YOUR INSTRUCTIONS: Starting with the line that contains "What text is on this page?", copy every line through the end of the data below, exactly and with nothing added.

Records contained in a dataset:
☆ ☆ ☆ ☆

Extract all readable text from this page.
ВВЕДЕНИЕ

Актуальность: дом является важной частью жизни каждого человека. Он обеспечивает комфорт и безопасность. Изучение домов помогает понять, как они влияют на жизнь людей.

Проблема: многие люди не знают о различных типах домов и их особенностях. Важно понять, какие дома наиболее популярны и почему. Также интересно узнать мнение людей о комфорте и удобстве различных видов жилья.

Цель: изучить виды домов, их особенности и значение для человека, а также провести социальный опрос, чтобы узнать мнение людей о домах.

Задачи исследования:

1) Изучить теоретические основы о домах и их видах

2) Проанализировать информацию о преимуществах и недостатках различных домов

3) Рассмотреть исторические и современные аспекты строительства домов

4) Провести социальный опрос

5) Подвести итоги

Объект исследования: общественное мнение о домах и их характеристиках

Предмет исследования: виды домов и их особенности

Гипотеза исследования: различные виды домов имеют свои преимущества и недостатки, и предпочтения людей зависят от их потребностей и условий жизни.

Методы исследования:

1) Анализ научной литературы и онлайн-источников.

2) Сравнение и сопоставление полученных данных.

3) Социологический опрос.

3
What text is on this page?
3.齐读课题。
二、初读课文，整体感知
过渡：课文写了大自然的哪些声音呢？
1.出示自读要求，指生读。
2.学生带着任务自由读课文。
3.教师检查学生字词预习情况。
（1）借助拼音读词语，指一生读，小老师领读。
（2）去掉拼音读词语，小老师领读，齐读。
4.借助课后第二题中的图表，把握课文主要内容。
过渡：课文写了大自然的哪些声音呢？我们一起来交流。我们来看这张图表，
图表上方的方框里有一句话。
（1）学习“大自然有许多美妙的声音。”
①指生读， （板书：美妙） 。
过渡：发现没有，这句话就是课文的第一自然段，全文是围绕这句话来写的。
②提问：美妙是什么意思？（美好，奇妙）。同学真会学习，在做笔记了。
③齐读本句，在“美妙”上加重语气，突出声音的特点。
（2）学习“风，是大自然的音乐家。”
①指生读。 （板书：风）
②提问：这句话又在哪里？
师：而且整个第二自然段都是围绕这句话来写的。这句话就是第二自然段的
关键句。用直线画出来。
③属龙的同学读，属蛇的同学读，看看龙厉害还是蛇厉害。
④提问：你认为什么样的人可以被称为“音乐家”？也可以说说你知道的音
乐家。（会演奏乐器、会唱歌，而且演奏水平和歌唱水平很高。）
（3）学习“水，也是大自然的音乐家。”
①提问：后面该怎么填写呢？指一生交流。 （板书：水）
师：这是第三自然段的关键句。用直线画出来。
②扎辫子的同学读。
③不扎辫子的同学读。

☆ ☆ ☆ ☆

OUTPUT:
What text is on this page?
3.齐读课题。
二、初读课文，整体感知
过渡：课文写了大自然的哪些声音呢？
1.出示自读要求，指生读。
2.学生带着任务自由读课文。
3.教师检查学生字词预习情况。
（1）借助拼音读词语，指一生读，小老师领读。
（2）去掉拼音读词语，小老师领读，齐读。
4.借助课后第二题中的图表，把握课文主要内容。
过渡：课文写了大自然的哪些声音呢？我们一起来交流。我们来看这张图表，
图表上方的方框里有一句话。
（1）学习“大自然有许多美妙的声音。”
①指生读， （板书：美妙） 。
过渡：发现没有，这句话就是课文的第一自然段，全文是围绕这句话来写的。
②提问：美妙是什么意思？（美好，奇妙）。同学真会学习，在做笔记了。
③齐读本句，在“美妙”上加重语气，突出声音的特点。
（2）学习“风，是大自然的音乐家。”
①指生读。 （板书：风）
②提问：这句话又在哪里？
师：而且整个第二自然段都是围绕这句话来写的。这句话就是第二自然段的
关键句。用直线画出来。
③属龙的同学读，属蛇的同学读，看看龙厉害还是蛇厉害。
④提问：你认为什么样的人可以被称为“音乐家”？也可以说说你知道的音
乐家。（会演奏乐器、会唱歌，而且演奏水平和歌唱水平很高。）
（3）学习“水，也是大自然的音乐家。”
①提问：后面该怎么填写呢？指一生交流。 （板书：水）
师：这是第三自然段的关键句。用直线画出来。
②扎辫子的同学读。
③不扎辫子的同学读。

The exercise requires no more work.